(Chart and figure data)
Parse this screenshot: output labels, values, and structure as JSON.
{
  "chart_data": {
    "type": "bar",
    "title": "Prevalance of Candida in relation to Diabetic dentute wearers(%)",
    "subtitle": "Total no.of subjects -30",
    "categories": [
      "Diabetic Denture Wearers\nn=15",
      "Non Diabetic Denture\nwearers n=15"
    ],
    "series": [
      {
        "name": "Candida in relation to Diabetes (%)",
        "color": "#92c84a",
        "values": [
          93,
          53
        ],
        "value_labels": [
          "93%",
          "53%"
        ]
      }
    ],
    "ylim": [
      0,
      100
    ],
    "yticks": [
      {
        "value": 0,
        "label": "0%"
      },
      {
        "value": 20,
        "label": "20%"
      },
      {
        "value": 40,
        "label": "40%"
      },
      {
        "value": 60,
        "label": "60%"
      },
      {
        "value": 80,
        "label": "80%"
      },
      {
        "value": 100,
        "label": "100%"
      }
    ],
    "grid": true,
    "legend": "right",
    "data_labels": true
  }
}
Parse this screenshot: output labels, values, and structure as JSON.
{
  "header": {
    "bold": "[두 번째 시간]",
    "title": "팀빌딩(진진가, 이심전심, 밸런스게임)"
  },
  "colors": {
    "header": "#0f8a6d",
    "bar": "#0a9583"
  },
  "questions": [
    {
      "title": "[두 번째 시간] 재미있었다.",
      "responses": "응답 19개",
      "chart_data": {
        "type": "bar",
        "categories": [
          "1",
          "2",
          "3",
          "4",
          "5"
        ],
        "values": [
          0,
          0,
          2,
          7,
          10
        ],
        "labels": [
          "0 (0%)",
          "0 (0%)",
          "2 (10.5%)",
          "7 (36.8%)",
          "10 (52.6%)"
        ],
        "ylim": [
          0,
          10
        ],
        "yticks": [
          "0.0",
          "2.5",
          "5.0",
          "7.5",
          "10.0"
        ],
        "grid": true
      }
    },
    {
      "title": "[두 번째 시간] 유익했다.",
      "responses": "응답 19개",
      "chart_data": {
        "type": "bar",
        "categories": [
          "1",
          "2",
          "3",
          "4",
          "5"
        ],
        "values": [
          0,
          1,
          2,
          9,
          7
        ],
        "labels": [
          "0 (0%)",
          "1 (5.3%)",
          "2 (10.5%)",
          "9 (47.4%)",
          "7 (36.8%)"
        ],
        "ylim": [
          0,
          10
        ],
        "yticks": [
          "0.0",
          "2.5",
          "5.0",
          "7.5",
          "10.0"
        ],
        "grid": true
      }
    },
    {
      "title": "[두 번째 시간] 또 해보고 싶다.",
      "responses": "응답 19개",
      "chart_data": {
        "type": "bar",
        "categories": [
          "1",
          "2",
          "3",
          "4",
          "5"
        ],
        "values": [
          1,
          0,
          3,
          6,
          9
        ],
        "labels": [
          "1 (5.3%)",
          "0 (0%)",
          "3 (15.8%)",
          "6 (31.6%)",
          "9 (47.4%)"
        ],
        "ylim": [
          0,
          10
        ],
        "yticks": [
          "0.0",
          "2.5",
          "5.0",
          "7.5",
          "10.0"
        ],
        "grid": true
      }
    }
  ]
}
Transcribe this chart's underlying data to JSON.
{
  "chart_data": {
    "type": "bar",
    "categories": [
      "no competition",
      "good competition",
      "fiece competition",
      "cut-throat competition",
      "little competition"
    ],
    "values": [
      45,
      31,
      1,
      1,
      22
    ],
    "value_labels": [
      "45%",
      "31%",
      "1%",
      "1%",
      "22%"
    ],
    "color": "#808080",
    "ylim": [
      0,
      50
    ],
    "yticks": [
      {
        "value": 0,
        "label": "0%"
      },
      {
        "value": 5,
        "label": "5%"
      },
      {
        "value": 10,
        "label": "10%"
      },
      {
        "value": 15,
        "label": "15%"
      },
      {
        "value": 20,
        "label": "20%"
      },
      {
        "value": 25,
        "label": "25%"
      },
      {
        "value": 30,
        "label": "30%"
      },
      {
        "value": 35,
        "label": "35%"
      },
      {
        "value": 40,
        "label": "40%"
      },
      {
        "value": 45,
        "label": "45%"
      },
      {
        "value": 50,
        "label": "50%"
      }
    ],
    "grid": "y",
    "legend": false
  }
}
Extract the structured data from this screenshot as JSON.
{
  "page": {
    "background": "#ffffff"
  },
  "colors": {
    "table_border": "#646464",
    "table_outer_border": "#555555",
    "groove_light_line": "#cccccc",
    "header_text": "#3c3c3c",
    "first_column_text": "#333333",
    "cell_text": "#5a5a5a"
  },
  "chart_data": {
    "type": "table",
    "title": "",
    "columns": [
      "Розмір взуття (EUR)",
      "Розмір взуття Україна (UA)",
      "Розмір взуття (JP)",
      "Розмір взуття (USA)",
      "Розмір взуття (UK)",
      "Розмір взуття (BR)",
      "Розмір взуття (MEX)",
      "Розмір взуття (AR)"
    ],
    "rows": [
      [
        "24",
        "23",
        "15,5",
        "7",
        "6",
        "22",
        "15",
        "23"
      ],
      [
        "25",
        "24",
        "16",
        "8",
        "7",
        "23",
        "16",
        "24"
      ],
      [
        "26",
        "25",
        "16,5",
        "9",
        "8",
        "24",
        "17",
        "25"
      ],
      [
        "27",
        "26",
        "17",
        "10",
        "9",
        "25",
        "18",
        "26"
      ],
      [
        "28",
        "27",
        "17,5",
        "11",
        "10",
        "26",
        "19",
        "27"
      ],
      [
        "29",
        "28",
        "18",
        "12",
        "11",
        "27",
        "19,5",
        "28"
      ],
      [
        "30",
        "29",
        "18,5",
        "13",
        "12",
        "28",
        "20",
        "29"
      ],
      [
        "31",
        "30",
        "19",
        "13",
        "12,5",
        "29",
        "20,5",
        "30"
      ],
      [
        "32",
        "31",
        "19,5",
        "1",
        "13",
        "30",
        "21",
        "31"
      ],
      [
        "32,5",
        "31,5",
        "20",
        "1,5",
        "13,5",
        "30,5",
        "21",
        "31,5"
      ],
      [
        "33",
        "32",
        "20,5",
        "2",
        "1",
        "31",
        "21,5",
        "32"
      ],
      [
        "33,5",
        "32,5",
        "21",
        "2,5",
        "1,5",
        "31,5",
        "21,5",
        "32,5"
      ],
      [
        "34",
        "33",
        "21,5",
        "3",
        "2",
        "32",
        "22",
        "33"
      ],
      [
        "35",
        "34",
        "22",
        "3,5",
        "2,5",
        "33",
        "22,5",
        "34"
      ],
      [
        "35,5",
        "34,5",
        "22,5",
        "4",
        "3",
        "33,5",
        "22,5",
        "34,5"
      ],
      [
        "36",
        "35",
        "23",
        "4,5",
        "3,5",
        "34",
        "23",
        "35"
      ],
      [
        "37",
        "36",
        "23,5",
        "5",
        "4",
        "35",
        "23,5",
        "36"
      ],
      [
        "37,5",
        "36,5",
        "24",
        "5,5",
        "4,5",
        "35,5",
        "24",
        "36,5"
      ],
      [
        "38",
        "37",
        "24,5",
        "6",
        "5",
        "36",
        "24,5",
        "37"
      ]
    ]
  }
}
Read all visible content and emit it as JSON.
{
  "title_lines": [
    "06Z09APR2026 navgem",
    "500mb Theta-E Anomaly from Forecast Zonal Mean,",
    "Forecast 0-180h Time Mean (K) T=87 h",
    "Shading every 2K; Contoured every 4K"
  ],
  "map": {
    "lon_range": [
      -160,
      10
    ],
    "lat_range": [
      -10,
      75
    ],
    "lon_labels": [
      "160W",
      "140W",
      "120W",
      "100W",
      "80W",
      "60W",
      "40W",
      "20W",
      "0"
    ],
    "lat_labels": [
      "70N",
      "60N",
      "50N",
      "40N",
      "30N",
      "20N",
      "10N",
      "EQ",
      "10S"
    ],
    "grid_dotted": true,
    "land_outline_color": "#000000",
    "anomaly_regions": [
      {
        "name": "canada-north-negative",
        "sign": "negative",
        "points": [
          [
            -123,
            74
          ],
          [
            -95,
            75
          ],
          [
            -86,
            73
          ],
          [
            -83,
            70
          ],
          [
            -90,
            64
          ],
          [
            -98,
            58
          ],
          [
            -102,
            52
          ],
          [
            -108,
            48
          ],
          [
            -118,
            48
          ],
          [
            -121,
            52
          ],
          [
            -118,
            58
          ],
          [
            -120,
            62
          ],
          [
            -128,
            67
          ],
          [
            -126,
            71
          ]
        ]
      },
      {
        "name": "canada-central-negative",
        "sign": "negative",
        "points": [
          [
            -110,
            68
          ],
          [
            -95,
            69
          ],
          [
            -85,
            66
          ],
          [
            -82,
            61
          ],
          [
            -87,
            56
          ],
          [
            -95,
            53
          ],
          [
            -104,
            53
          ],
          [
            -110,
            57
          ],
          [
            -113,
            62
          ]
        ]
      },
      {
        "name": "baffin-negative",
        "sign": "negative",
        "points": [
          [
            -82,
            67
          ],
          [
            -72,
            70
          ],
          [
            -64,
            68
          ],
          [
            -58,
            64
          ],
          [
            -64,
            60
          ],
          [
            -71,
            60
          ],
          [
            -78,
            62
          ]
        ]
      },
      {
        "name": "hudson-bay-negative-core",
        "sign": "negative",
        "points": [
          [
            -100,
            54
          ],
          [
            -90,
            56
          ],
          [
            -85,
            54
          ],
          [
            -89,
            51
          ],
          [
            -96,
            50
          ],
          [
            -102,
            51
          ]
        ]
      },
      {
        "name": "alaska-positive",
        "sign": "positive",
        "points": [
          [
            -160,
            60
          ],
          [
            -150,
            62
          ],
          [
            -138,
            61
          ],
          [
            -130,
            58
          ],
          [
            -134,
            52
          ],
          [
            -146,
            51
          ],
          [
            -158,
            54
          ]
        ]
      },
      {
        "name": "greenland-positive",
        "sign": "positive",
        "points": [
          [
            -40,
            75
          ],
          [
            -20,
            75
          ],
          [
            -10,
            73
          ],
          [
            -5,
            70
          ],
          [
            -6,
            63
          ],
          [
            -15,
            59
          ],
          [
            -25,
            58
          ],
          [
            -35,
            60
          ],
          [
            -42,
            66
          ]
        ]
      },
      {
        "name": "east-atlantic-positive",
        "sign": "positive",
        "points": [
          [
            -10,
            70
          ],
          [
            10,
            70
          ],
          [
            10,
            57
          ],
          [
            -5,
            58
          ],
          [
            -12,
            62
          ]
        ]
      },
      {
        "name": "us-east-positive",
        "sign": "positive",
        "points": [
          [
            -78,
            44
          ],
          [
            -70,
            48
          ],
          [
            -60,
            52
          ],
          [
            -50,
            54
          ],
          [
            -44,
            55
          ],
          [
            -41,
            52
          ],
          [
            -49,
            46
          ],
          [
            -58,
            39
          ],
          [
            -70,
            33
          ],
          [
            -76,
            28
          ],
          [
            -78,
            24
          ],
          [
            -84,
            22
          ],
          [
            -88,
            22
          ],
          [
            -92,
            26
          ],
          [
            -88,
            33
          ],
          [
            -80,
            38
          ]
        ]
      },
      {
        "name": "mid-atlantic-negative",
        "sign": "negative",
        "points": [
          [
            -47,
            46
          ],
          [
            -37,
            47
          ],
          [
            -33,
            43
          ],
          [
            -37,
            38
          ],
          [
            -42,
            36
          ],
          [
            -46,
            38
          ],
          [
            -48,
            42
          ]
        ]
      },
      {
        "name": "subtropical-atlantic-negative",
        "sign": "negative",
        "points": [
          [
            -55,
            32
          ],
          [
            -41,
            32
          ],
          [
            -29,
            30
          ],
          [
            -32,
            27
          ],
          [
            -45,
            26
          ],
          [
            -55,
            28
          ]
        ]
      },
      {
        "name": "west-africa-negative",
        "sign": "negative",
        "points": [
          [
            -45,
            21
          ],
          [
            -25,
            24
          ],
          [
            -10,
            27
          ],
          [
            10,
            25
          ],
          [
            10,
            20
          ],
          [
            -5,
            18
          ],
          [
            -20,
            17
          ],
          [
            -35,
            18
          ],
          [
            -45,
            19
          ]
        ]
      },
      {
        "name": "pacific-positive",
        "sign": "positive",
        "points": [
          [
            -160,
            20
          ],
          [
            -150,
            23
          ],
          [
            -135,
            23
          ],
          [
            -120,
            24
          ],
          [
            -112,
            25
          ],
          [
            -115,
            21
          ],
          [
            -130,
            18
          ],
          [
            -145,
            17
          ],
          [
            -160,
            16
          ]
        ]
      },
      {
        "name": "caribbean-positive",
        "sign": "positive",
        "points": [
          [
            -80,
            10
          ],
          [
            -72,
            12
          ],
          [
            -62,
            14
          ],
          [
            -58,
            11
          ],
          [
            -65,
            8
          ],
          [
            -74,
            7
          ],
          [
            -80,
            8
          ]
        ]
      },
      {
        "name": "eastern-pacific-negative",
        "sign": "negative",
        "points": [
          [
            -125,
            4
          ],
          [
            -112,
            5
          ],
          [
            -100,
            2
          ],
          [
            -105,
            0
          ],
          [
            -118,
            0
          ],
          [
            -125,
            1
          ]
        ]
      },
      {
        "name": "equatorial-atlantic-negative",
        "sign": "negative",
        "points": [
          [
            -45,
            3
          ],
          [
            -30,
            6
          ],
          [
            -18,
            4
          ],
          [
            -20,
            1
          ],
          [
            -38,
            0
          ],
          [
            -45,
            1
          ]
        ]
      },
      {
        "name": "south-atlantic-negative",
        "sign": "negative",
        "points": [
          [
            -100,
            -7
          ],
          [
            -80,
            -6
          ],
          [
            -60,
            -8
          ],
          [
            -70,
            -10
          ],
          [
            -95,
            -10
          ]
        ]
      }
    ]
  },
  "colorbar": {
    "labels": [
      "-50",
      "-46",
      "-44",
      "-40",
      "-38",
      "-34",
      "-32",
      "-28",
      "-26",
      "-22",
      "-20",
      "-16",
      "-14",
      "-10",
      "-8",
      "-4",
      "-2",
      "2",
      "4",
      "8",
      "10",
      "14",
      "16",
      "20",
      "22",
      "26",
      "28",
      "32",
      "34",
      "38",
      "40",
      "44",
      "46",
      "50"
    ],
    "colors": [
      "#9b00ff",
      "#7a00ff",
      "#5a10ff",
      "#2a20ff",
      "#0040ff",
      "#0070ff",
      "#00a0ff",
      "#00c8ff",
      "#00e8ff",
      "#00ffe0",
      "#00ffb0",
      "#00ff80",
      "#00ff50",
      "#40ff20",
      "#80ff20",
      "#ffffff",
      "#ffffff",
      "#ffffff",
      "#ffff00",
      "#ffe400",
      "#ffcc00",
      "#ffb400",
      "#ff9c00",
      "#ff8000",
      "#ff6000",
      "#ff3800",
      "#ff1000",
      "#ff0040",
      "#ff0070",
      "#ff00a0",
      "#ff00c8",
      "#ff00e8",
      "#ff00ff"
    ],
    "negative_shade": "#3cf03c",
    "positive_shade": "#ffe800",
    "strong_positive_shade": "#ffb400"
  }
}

_Your task_
Where a line of the records above holds the word "Розмір", copy that line.

_Answer to the problem_
      "Розмір взуття (EUR)",
      "Розмір взуття Україна (UA)",
      "Розмір взуття (JP)",
      "Розмір взуття (USA)",
      "Розмір взуття (UK)",
      "Розмір взуття (BR)",
      "Розмір взуття (MEX)",
      "Розмір взуття (AR)"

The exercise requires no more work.